Repeat the entire listing exactly.

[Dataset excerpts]
※ ※ ※

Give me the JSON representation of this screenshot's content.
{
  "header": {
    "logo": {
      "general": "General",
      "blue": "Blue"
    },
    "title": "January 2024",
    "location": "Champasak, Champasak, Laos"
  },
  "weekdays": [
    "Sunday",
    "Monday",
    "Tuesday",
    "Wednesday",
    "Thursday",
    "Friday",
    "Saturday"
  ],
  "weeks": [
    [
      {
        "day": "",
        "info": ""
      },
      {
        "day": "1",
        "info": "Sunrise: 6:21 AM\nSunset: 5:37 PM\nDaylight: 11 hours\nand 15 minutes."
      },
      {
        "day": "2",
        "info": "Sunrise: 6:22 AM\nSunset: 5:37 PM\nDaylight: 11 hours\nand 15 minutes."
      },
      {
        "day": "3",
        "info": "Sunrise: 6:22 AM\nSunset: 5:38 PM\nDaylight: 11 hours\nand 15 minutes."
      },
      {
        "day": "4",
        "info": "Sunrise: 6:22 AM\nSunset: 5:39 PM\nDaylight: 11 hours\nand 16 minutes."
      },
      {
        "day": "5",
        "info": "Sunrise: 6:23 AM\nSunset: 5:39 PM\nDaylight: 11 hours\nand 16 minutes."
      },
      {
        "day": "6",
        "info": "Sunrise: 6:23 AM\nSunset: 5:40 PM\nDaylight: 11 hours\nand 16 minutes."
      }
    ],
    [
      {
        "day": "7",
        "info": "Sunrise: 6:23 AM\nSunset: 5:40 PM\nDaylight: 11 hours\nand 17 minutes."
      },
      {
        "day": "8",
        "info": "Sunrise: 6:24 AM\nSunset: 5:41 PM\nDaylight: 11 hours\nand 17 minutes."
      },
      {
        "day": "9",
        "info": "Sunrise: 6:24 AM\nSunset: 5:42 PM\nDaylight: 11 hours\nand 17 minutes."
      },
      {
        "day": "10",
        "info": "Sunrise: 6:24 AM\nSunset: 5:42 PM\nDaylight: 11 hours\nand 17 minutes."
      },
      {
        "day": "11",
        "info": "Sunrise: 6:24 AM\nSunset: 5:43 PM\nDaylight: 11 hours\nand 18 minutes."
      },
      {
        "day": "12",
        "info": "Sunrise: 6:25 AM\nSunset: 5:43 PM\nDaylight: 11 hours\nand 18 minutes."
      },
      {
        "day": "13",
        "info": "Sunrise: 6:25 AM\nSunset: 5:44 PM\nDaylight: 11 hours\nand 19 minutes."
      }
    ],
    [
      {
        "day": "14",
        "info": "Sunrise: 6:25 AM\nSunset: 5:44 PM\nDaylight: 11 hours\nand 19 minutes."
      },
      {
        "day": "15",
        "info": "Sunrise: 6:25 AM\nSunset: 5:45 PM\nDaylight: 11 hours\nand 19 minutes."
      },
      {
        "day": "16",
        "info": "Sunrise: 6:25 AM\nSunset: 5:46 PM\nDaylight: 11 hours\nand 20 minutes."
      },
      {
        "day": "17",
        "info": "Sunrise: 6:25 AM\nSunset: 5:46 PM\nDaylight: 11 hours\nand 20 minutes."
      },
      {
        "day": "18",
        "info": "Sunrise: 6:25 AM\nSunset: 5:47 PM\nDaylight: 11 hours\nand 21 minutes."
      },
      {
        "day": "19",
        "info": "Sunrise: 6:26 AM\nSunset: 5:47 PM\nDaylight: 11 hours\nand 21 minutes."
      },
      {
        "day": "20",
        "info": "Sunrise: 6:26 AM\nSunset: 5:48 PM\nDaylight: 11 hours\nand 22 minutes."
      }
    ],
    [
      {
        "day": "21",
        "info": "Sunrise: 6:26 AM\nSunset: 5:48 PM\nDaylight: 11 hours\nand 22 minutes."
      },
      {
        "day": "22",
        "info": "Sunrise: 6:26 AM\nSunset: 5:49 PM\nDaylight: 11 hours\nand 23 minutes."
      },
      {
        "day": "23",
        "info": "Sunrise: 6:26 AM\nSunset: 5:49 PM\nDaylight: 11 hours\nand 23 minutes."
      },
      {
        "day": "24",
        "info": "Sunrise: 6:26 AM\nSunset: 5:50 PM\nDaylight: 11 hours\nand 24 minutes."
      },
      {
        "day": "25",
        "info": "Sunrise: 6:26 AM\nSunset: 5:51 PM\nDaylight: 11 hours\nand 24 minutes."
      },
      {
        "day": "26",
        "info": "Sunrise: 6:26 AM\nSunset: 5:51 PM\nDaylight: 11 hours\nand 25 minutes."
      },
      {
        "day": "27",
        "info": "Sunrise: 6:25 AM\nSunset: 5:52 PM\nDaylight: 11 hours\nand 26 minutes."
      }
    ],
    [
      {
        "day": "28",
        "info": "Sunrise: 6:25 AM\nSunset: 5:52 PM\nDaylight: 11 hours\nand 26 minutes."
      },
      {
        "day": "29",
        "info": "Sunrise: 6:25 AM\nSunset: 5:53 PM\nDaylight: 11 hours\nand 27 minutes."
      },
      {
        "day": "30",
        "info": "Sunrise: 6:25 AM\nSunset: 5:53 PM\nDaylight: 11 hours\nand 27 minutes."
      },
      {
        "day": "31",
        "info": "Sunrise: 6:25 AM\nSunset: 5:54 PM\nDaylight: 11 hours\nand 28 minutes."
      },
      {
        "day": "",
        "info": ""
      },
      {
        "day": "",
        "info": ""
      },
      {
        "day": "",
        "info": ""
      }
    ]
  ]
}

※ ※ ※

== REPLY ==
Give me the JSON representation of this screenshot's content.
{
  "header": {
    "logo": {
      "general": "General",
      "blue": "Blue"
    },
    "title": "January 2024",
    "location": "Champasak, Champasak, Laos"
  },
  "weekdays": [
    "Sunday",
    "Monday",
    "Tuesday",
    "Wednesday",
    "Thursday",
    "Friday",
    "Saturday"
  ],
  "weeks": [
    [
      {
        "day": "",
        "info": ""
      },
      {
        "day": "1",
        "info": "Sunrise: 6:21 AM\nSunset: 5:37 PM\nDaylight: 11 hours\nand 15 minutes."
      },
      {
        "day": "2",
        "info": "Sunrise: 6:22 AM\nSunset: 5:37 PM\nDaylight: 11 hours\nand 15 minutes."
      },
      {
        "day": "3",
        "info": "Sunrise: 6:22 AM\nSunset: 5:38 PM\nDaylight: 11 hours\nand 15 minutes."
      },
      {
        "day": "4",
        "info": "Sunrise: 6:22 AM\nSunset: 5:39 PM\nDaylight: 11 hours\nand 16 minutes."
      },
      {
        "day": "5",
        "info": "Sunrise: 6:23 AM\nSunset: 5:39 PM\nDaylight: 11 hours\nand 16 minutes."
      },
      {
        "day": "6",
        "info": "Sunrise: 6:23 AM\nSunset: 5:40 PM\nDaylight: 11 hours\nand 16 minutes."
      }
    ],
    [
      {
        "day": "7",
        "info": "Sunrise: 6:23 AM\nSunset: 5:40 PM\nDaylight: 11 hours\nand 17 minutes."
      },
      {
        "day": "8",
        "info": "Sunrise: 6:24 AM\nSunset: 5:41 PM\nDaylight: 11 hours\nand 17 minutes."
      },
      {
        "day": "9",
        "info": "Sunrise: 6:24 AM\nSunset: 5:42 PM\nDaylight: 11 hours\nand 17 minutes."
      },
      {
        "day": "10",
        "info": "Sunrise: 6:24 AM\nSunset: 5:42 PM\nDaylight: 11 hours\nand 17 minutes."
      },
      {
        "day": "11",
        "info": "Sunrise: 6:24 AM\nSunset: 5:43 PM\nDaylight: 11 hours\nand 18 minutes."
      },
      {
        "day": "12",
        "info": "Sunrise: 6:25 AM\nSunset: 5:43 PM\nDaylight: 11 hours\nand 18 minutes."
      },
      {
        "day": "13",
        "info": "Sunrise: 6:25 AM\nSunset: 5:44 PM\nDaylight: 11 hours\nand 19 minutes."
      }
    ],
    [
      {
        "day": "14",
        "info": "Sunrise: 6:25 AM\nSunset: 5:44 PM\nDaylight: 11 hours\nand 19 minutes."
      },
      {
        "day": "15",
        "info": "Sunrise: 6:25 AM\nSunset: 5:45 PM\nDaylight: 11 hours\nand 19 minutes."
      },
      {
        "day": "16",
        "info": "Sunrise: 6:25 AM\nSunset: 5:46 PM\nDaylight: 11 hours\nand 20 minutes."
      },
      {
        "day": "17",
        "info": "Sunrise: 6:25 AM\nSunset: 5:46 PM\nDaylight: 11 hours\nand 20 minutes."
      },
      {
        "day": "18",
        "info": "Sunrise: 6:25 AM\nSunset: 5:47 PM\nDaylight: 11 hours\nand 21 minutes."
      },
      {
        "day": "19",
        "info": "Sunrise: 6:26 AM\nSunset: 5:47 PM\nDaylight: 11 hours\nand 21 minutes."
      },
      {
        "day": "20",
        "info": "Sunrise: 6:26 AM\nSunset: 5:48 PM\nDaylight: 11 hours\nand 22 minutes."
      }
    ],
    [
      {
        "day": "21",
        "info": "Sunrise: 6:26 AM\nSunset: 5:48 PM\nDaylight: 11 hours\nand 22 minutes."
      },
      {
        "day": "22",
        "info": "Sunrise: 6:26 AM\nSunset: 5:49 PM\nDaylight: 11 hours\nand 23 minutes."
      },
      {
        "day": "23",
        "info": "Sunrise: 6:26 AM\nSunset: 5:49 PM\nDaylight: 11 hours\nand 23 minutes."
      },
      {
        "day": "24",
        "info": "Sunrise: 6:26 AM\nSunset: 5:50 PM\nDaylight: 11 hours\nand 24 minutes."
      },
      {
        "day": "25",
        "info": "Sunrise: 6:26 AM\nSunset: 5:51 PM\nDaylight: 11 hours\nand 24 minutes."
      },
      {
        "day": "26",
        "info": "Sunrise: 6:26 AM\nSunset: 5:51 PM\nDaylight: 11 hours\nand 25 minutes."
      },
      {
        "day": "27",
        "info": "Sunrise: 6:25 AM\nSunset: 5:52 PM\nDaylight: 11 hours\nand 26 minutes."
      }
    ],
    [
      {
        "day": "28",
        "info": "Sunrise: 6:25 AM\nSunset: 5:52 PM\nDaylight: 11 hours\nand 26 minutes."
      },
      {
        "day": "29",
        "info": "Sunrise: 6:25 AM\nSunset: 5:53 PM\nDaylight: 11 hours\nand 27 minutes."
      },
      {
        "day": "30",
        "info": "Sunrise: 6:25 AM\nSunset: 5:53 PM\nDaylight: 11 hours\nand 27 minutes."
      },
      {
        "day": "31",
        "info": "Sunrise: 6:25 AM\nSunset: 5:54 PM\nDaylight: 11 hours\nand 28 minutes."
      },
      {
        "day": "",
        "info": ""
      },
      {
        "day": "",
        "info": ""
      },
      {
        "day": "",
        "info": ""
      }
    ]
  ]
}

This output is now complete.